Instructions to follow. Make an exact copy of the lines below.
········
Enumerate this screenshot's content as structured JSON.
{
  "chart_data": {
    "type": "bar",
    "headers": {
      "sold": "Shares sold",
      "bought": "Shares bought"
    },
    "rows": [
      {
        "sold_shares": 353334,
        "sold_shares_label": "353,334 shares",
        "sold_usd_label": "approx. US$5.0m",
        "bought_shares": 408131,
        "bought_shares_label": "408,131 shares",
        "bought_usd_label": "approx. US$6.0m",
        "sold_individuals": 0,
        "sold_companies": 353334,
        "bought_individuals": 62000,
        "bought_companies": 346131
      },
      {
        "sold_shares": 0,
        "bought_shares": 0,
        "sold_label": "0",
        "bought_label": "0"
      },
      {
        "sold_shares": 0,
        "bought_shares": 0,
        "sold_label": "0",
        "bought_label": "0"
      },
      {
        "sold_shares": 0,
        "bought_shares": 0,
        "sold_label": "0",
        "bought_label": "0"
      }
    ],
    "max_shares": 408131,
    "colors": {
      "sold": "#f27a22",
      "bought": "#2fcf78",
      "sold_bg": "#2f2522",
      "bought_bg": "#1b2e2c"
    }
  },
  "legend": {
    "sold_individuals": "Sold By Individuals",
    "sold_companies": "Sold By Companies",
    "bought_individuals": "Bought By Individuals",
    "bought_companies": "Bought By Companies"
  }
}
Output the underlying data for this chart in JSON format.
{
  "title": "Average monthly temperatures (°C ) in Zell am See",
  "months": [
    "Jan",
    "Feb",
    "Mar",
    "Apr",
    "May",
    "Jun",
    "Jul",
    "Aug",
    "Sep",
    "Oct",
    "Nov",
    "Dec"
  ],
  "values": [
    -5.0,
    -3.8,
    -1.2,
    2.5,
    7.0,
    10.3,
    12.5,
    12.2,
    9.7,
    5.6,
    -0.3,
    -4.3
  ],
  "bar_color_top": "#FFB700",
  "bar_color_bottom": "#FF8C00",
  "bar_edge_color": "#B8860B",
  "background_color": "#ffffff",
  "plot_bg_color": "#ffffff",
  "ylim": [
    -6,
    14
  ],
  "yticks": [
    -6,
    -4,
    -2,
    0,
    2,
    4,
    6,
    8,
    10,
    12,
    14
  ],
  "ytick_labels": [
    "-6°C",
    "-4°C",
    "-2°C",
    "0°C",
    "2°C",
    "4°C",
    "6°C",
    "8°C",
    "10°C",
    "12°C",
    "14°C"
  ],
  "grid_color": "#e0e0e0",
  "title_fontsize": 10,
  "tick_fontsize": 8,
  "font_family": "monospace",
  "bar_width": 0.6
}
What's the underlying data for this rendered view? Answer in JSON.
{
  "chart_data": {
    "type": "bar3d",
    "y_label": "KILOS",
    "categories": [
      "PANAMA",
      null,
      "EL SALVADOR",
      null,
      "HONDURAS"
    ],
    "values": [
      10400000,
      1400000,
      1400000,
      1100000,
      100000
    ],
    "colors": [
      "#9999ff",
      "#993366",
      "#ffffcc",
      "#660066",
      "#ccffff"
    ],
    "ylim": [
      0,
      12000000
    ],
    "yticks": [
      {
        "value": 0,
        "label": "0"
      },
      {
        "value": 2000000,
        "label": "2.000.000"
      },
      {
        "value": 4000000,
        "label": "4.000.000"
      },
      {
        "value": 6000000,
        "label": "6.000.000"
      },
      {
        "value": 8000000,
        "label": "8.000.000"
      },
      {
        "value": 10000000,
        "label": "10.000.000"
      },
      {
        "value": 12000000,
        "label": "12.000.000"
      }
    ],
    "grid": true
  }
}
········
The response.
Enumerate this screenshot's content as structured JSON.
{
  "chart_data": {
    "type": "bar",
    "headers": {
      "sold": "Shares sold",
      "bought": "Shares bought"
    },
    "rows": [
      {
        "sold_shares": 353334,
        "sold_shares_label": "353,334 shares",
        "sold_usd_label": "approx. US$5.0m",
        "bought_shares": 408131,
        "bought_shares_label": "408,131 shares",
        "bought_usd_label": "approx. US$6.0m",
        "sold_individuals": 0,
        "sold_companies": 353334,
        "bought_individuals": 62000,
        "bought_companies": 346131
      },
      {
        "sold_shares": 0,
        "bought_shares": 0,
        "sold_label": "0",
        "bought_label": "0"
      },
      {
        "sold_shares": 0,
        "bought_shares": 0,
        "sold_label": "0",
        "bought_label": "0"
      },
      {
        "sold_shares": 0,
        "bought_shares": 0,
        "sold_label": "0",
        "bought_label": "0"
      }
    ],
    "max_shares": 408131,
    "colors": {
      "sold": "#f27a22",
      "bought": "#2fcf78",
      "sold_bg": "#2f2522",
      "bought_bg": "#1b2e2c"
    }
  },
  "legend": {
    "sold_individuals": "Sold By Individuals",
    "sold_companies": "Sold By Companies",
    "bought_individuals": "Bought By Individuals",
    "bought_companies": "Bought By Companies"
  }
}
Output the underlying data for this chart in JSON format.
{
  "title": "Average monthly temperatures (°C ) in Zell am See",
  "months": [
    "Jan",
    "Feb",
    "Mar",
    "Apr",
    "May",
    "Jun",
    "Jul",
    "Aug",
    "Sep",
    "Oct",
    "Nov",
    "Dec"
  ],
  "values": [
    -5.0,
    -3.8,
    -1.2,
    2.5,
    7.0,
    10.3,
    12.5,
    12.2,
    9.7,
    5.6,
    -0.3,
    -4.3
  ],
  "bar_color_top": "#FFB700",
  "bar_color_bottom": "#FF8C00",
  "bar_edge_color": "#B8860B",
  "background_color": "#ffffff",
  "plot_bg_color": "#ffffff",
  "ylim": [
    -6,
    14
  ],
  "yticks": [
    -6,
    -4,
    -2,
    0,
    2,
    4,
    6,
    8,
    10,
    12,
    14
  ],
  "ytick_labels": [
    "-6°C",
    "-4°C",
    "-2°C",
    "0°C",
    "2°C",
    "4°C",
    "6°C",
    "8°C",
    "10°C",
    "12°C",
    "14°C"
  ],
  "grid_color": "#e0e0e0",
  "title_fontsize": 10,
  "tick_fontsize": 8,
  "font_family": "monospace",
  "bar_width": 0.6
}
What's the underlying data for this rendered view? Answer in JSON.
{
  "chart_data": {
    "type": "bar3d",
    "y_label": "KILOS",
    "categories": [
      "PANAMA",
      null,
      "EL SALVADOR",
      null,
      "HONDURAS"
    ],
    "values": [
      10400000,
      1400000,
      1400000,
      1100000,
      100000
    ],
    "colors": [
      "#9999ff",
      "#993366",
      "#ffffcc",
      "#660066",
      "#ccffff"
    ],
    "ylim": [
      0,
      12000000
    ],
    "yticks": [
      {
        "value": 0,
        "label": "0"
      },
      {
        "value": 2000000,
        "label": "2.000.000"
      },
      {
        "value": 4000000,
        "label": "4.000.000"
      },
      {
        "value": 6000000,
        "label": "6.000.000"
      },
      {
        "value": 8000000,
        "label": "8.000.000"
      },
      {
        "value": 10000000,
        "label": "10.000.000"
      },
      {
        "value": 12000000,
        "label": "12.000.000"
      }
    ],
    "grid": true
  }
}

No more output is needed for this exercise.